** EXERCISE PROMPT **
Could you print every record below exactly as it appears?

** Chart and figure data **
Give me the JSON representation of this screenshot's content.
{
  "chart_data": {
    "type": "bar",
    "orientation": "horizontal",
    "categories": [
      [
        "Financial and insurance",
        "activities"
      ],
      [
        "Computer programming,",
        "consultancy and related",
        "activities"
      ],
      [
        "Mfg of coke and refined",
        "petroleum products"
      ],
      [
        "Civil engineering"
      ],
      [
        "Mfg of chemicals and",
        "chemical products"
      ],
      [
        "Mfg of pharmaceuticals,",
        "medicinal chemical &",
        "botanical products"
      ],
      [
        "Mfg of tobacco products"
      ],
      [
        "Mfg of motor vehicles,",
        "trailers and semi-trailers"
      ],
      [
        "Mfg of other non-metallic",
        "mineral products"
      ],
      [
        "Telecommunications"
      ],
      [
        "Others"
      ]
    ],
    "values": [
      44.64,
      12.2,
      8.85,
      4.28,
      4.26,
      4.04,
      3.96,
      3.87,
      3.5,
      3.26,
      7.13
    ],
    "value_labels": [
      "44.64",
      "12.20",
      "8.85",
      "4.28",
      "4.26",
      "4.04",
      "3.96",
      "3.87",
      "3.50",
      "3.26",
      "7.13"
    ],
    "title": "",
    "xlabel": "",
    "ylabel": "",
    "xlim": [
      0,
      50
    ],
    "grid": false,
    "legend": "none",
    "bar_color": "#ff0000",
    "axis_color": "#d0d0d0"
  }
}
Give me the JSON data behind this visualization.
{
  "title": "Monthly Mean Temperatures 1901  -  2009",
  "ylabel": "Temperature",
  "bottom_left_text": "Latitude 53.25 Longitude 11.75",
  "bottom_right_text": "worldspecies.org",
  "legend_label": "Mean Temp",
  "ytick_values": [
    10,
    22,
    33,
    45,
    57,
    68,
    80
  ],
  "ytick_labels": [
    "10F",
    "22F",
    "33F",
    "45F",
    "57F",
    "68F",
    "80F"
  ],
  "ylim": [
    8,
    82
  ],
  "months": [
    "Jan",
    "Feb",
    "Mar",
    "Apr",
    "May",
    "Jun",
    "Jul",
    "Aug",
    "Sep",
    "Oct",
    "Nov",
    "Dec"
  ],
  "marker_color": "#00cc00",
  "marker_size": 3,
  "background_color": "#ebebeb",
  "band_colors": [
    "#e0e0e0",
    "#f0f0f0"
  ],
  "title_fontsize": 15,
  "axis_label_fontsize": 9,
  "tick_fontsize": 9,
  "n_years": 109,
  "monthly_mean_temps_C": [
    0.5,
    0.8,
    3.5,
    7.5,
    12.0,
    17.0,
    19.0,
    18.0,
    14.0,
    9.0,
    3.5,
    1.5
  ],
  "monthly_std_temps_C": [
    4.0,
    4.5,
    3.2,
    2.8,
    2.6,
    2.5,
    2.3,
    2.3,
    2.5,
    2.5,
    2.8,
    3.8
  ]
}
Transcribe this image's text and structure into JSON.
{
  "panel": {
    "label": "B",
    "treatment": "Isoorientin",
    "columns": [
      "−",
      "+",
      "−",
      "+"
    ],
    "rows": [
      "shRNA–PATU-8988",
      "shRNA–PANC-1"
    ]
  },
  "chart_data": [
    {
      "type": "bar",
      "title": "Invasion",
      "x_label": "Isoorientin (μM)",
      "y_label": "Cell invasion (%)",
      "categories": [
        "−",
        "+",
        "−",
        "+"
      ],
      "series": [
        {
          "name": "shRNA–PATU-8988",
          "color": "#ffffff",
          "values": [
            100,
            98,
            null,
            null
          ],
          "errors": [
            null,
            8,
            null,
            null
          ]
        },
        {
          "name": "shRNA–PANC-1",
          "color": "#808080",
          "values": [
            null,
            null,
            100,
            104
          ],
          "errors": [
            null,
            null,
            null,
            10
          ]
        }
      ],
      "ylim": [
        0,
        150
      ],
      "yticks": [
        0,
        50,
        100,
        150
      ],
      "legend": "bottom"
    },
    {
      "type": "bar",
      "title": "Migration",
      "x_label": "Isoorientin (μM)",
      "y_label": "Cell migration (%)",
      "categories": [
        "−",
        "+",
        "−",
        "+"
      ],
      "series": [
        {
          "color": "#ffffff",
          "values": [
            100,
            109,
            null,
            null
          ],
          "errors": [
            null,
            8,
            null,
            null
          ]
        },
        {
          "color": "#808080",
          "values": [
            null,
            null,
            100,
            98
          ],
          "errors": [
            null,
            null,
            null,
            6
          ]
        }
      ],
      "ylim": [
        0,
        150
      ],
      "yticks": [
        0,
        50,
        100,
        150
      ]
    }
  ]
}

** ANSWER FOR THIS EXERCISE **
Give me the JSON representation of this screenshot's content.
{
  "chart_data": {
    "type": "bar",
    "orientation": "horizontal",
    "categories": [
      [
        "Financial and insurance",
        "activities"
      ],
      [
        "Computer programming,",
        "consultancy and related",
        "activities"
      ],
      [
        "Mfg of coke and refined",
        "petroleum products"
      ],
      [
        "Civil engineering"
      ],
      [
        "Mfg of chemicals and",
        "chemical products"
      ],
      [
        "Mfg of pharmaceuticals,",
        "medicinal chemical &",
        "botanical products"
      ],
      [
        "Mfg of tobacco products"
      ],
      [
        "Mfg of motor vehicles,",
        "trailers and semi-trailers"
      ],
      [
        "Mfg of other non-metallic",
        "mineral products"
      ],
      [
        "Telecommunications"
      ],
      [
        "Others"
      ]
    ],
    "values": [
      44.64,
      12.2,
      8.85,
      4.28,
      4.26,
      4.04,
      3.96,
      3.87,
      3.5,
      3.26,
      7.13
    ],
    "value_labels": [
      "44.64",
      "12.20",
      "8.85",
      "4.28",
      "4.26",
      "4.04",
      "3.96",
      "3.87",
      "3.50",
      "3.26",
      "7.13"
    ],
    "title": "",
    "xlabel": "",
    "ylabel": "",
    "xlim": [
      0,
      50
    ],
    "grid": false,
    "legend": "none",
    "bar_color": "#ff0000",
    "axis_color": "#d0d0d0"
  }
}
Give me the JSON data behind this visualization.
{
  "title": "Monthly Mean Temperatures 1901  -  2009",
  "ylabel": "Temperature",
  "bottom_left_text": "Latitude 53.25 Longitude 11.75",
  "bottom_right_text": "worldspecies.org",
  "legend_label": "Mean Temp",
  "ytick_values": [
    10,
    22,
    33,
    45,
    57,
    68,
    80
  ],
  "ytick_labels": [
    "10F",
    "22F",
    "33F",
    "45F",
    "57F",
    "68F",
    "80F"
  ],
  "ylim": [
    8,
    82
  ],
  "months": [
    "Jan",
    "Feb",
    "Mar",
    "Apr",
    "May",
    "Jun",
    "Jul",
    "Aug",
    "Sep",
    "Oct",
    "Nov",
    "Dec"
  ],
  "marker_color": "#00cc00",
  "marker_size": 3,
  "background_color": "#ebebeb",
  "band_colors": [
    "#e0e0e0",
    "#f0f0f0"
  ],
  "title_fontsize": 15,
  "axis_label_fontsize": 9,
  "tick_fontsize": 9,
  "n_years": 109,
  "monthly_mean_temps_C": [
    0.5,
    0.8,
    3.5,
    7.5,
    12.0,
    17.0,
    19.0,
    18.0,
    14.0,
    9.0,
    3.5,
    1.5
  ],
  "monthly_std_temps_C": [
    4.0,
    4.5,
    3.2,
    2.8,
    2.6,
    2.5,
    2.3,
    2.3,
    2.5,
    2.5,
    2.8,
    3.8
  ]
}
Transcribe this image's text and structure into JSON.
{
  "panel": {
    "label": "B",
    "treatment": "Isoorientin",
    "columns": [
      "−",
      "+",
      "−",
      "+"
    ],
    "rows": [
      "shRNA–PATU-8988",
      "shRNA–PANC-1"
    ]
  },
  "chart_data": [
    {
      "type": "bar",
      "title": "Invasion",
      "x_label": "Isoorientin (μM)",
      "y_label": "Cell invasion (%)",
      "categories": [
        "−",
        "+",
        "−",
        "+"
      ],
      "series": [
        {
          "name": "shRNA–PATU-8988",
          "color": "#ffffff",
          "values": [
            100,
            98,
            null,
            null
          ],
          "errors": [
            null,
            8,
            null,
            null
          ]
        },
        {
          "name": "shRNA–PANC-1",
          "color": "#808080",
          "values": [
            null,
            null,
            100,
            104
          ],
          "errors": [
            null,
            null,
            null,
            10
          ]
        }
      ],
      "ylim": [
        0,
        150
      ],
      "yticks": [
        0,
        50,
        100,
        150
      ],
      "legend": "bottom"
    },
    {
      "type": "bar",
      "title": "Migration",
      "x_label": "Isoorientin (μM)",
      "y_label": "Cell migration (%)",
      "categories": [
        "−",
        "+",
        "−",
        "+"
      ],
      "series": [
        {
          "color": "#ffffff",
          "values": [
            100,
            109,
            null,
            null
          ],
          "errors": [
            null,
            8,
            null,
            null
          ]
        },
        {
          "color": "#808080",
          "values": [
            null,
            null,
            100,
            98
          ],
          "errors": [
            null,
            null,
            null,
            6
          ]
        }
      ],
      "ylim": [
        0,
        150
      ],
      "yticks": [
        0,
        50,
        100,
        150
      ]
    }
  ]
}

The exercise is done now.